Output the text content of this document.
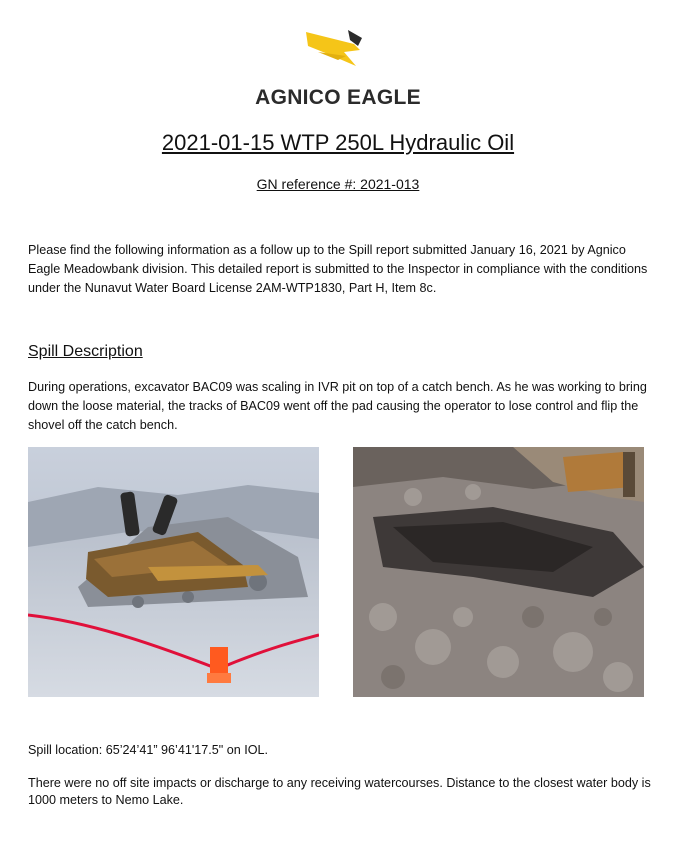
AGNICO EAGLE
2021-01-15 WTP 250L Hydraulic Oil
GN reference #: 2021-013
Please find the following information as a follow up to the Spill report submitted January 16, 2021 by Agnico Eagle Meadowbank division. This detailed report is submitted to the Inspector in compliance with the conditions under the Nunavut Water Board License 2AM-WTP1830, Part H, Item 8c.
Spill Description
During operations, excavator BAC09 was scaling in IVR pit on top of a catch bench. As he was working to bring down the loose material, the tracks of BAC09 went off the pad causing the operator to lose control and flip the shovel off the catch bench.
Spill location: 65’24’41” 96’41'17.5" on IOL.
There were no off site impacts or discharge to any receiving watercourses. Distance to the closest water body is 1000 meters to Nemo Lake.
————————
> **To do**: Copy all the records above exactly, but leave out the pictures.

> **Answer to this exercise**:
Output the text content of this document.
AGNICO EAGLE
2021-01-15 WTP 250L Hydraulic Oil
GN reference #: 2021-013
Please find the following information as a follow up to the Spill report submitted January 16, 2021 by Agnico Eagle Meadowbank division. This detailed report is submitted to the Inspector in compliance with the conditions under the Nunavut Water Board License 2AM-WTP1830, Part H, Item 8c.
Spill Description
During operations, excavator BAC09 was scaling in IVR pit on top of a catch bench. As he was working to bring down the loose material, the tracks of BAC09 went off the pad causing the operator to lose control and flip the shovel off the catch bench.
Spill location: 65’24’41” 96’41'17.5" on IOL.
There were no off site impacts or discharge to any receiving watercourses. Distance to the closest water body is 1000 meters to Nemo Lake.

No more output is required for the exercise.